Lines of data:
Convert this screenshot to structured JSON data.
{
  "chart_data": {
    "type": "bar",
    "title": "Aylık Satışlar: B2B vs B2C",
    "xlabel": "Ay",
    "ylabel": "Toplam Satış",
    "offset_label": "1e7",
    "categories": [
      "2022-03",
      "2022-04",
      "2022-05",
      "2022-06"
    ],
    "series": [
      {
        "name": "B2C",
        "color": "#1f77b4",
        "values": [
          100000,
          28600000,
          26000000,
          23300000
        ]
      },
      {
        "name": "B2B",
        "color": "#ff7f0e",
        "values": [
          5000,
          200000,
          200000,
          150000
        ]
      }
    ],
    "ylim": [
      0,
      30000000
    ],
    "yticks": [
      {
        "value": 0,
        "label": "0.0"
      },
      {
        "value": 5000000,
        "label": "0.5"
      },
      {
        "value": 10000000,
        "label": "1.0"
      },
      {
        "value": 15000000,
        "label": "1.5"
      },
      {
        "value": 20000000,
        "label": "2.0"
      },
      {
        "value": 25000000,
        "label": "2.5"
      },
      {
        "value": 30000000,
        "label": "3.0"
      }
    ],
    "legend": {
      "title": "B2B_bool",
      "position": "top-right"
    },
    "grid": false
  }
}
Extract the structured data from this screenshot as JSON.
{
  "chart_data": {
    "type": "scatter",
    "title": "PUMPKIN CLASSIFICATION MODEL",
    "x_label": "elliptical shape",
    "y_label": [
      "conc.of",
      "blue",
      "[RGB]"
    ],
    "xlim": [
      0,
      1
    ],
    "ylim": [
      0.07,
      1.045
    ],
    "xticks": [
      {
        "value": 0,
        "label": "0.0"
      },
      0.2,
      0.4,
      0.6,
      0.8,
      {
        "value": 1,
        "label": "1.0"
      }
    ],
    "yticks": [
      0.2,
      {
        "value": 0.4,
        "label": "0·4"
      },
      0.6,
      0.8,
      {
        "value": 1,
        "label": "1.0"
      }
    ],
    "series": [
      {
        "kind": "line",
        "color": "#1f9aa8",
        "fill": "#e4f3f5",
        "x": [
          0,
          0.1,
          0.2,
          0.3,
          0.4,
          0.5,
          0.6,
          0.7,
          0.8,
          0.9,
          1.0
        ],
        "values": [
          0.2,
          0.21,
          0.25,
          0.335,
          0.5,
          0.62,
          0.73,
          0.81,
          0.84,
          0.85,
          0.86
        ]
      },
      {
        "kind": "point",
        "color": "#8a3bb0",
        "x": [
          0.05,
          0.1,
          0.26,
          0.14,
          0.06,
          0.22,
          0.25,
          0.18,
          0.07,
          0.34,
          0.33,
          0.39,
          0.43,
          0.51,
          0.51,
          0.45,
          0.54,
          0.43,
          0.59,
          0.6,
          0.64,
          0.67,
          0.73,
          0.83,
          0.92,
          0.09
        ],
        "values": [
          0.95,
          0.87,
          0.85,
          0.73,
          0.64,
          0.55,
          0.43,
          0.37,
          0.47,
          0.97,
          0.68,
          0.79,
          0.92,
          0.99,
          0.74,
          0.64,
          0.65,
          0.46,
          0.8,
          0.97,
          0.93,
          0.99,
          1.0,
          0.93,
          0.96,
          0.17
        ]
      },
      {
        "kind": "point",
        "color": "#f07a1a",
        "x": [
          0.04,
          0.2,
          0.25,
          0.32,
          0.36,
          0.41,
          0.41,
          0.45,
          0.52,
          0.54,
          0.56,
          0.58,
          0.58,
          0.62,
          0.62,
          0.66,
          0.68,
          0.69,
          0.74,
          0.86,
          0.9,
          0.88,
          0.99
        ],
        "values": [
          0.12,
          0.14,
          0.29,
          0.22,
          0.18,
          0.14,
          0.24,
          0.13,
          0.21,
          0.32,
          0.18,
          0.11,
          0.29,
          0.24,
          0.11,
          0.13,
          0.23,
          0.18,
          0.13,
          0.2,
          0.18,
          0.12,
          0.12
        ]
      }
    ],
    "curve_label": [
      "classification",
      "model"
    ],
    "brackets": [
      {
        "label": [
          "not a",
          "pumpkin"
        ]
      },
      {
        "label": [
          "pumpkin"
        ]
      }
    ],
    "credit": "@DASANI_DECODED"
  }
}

→ Exercise task:
From the records above, extract each line exactly as shown.

→ Worked solution:
Convert this screenshot to structured JSON data.
{
  "chart_data": {
    "type": "bar",
    "title": "Aylık Satışlar: B2B vs B2C",
    "xlabel": "Ay",
    "ylabel": "Toplam Satış",
    "offset_label": "1e7",
    "categories": [
      "2022-03",
      "2022-04",
      "2022-05",
      "2022-06"
    ],
    "series": [
      {
        "name": "B2C",
        "color": "#1f77b4",
        "values": [
          100000,
          28600000,
          26000000,
          23300000
        ]
      },
      {
        "name": "B2B",
        "color": "#ff7f0e",
        "values": [
          5000,
          200000,
          200000,
          150000
        ]
      }
    ],
    "ylim": [
      0,
      30000000
    ],
    "yticks": [
      {
        "value": 0,
        "label": "0.0"
      },
      {
        "value": 5000000,
        "label": "0.5"
      },
      {
        "value": 10000000,
        "label": "1.0"
      },
      {
        "value": 15000000,
        "label": "1.5"
      },
      {
        "value": 20000000,
        "label": "2.0"
      },
      {
        "value": 25000000,
        "label": "2.5"
      },
      {
        "value": 30000000,
        "label": "3.0"
      }
    ],
    "legend": {
      "title": "B2B_bool",
      "position": "top-right"
    },
    "grid": false
  }
}
Extract the structured data from this screenshot as JSON.
{
  "chart_data": {
    "type": "scatter",
    "title": "PUMPKIN CLASSIFICATION MODEL",
    "x_label": "elliptical shape",
    "y_label": [
      "conc.of",
      "blue",
      "[RGB]"
    ],
    "xlim": [
      0,
      1
    ],
    "ylim": [
      0.07,
      1.045
    ],
    "xticks": [
      {
        "value": 0,
        "label": "0.0"
      },
      0.2,
      0.4,
      0.6,
      0.8,
      {
        "value": 1,
        "label": "1.0"
      }
    ],
    "yticks": [
      0.2,
      {
        "value": 0.4,
        "label": "0·4"
      },
      0.6,
      0.8,
      {
        "value": 1,
        "label": "1.0"
      }
    ],
    "series": [
      {
        "kind": "line",
        "color": "#1f9aa8",
        "fill": "#e4f3f5",
        "x": [
          0,
          0.1,
          0.2,
          0.3,
          0.4,
          0.5,
          0.6,
          0.7,
          0.8,
          0.9,
          1.0
        ],
        "values": [
          0.2,
          0.21,
          0.25,
          0.335,
          0.5,
          0.62,
          0.73,
          0.81,
          0.84,
          0.85,
          0.86
        ]
      },
      {
        "kind": "point",
        "color": "#8a3bb0",
        "x": [
          0.05,
          0.1,
          0.26,
          0.14,
          0.06,
          0.22,
          0.25,
          0.18,
          0.07,
          0.34,
          0.33,
          0.39,
          0.43,
          0.51,
          0.51,
          0.45,
          0.54,
          0.43,
          0.59,
          0.6,
          0.64,
          0.67,
          0.73,
          0.83,
          0.92,
          0.09
        ],
        "values": [
          0.95,
          0.87,
          0.85,
          0.73,
          0.64,
          0.55,
          0.43,
          0.37,
          0.47,
          0.97,
          0.68,
          0.79,
          0.92,
          0.99,
          0.74,
          0.64,
          0.65,
          0.46,
          0.8,
          0.97,
          0.93,
          0.99,
          1.0,
          0.93,
          0.96,
          0.17
        ]
      },
      {
        "kind": "point",
        "color": "#f07a1a",
        "x": [
          0.04,
          0.2,
          0.25,
          0.32,
          0.36,
          0.41,
          0.41,
          0.45,
          0.52,
          0.54,
          0.56,
          0.58,
          0.58,
          0.62,
          0.62,
          0.66,
          0.68,
          0.69,
          0.74,
          0.86,
          0.9,
          0.88,
          0.99
        ],
        "values": [
          0.12,
          0.14,
          0.29,
          0.22,
          0.18,
          0.14,
          0.24,
          0.13,
          0.21,
          0.32,
          0.18,
          0.11,
          0.29,
          0.24,
          0.11,
          0.13,
          0.23,
          0.18,
          0.13,
          0.2,
          0.18,
          0.12,
          0.12
        ]
      }
    ],
    "curve_label": [
      "classification",
      "model"
    ],
    "brackets": [
      {
        "label": [
          "not a",
          "pumpkin"
        ]
      },
      {
        "label": [
          "pumpkin"
        ]
      }
    ],
    "credit": "@DASANI_DECODED"
  }
}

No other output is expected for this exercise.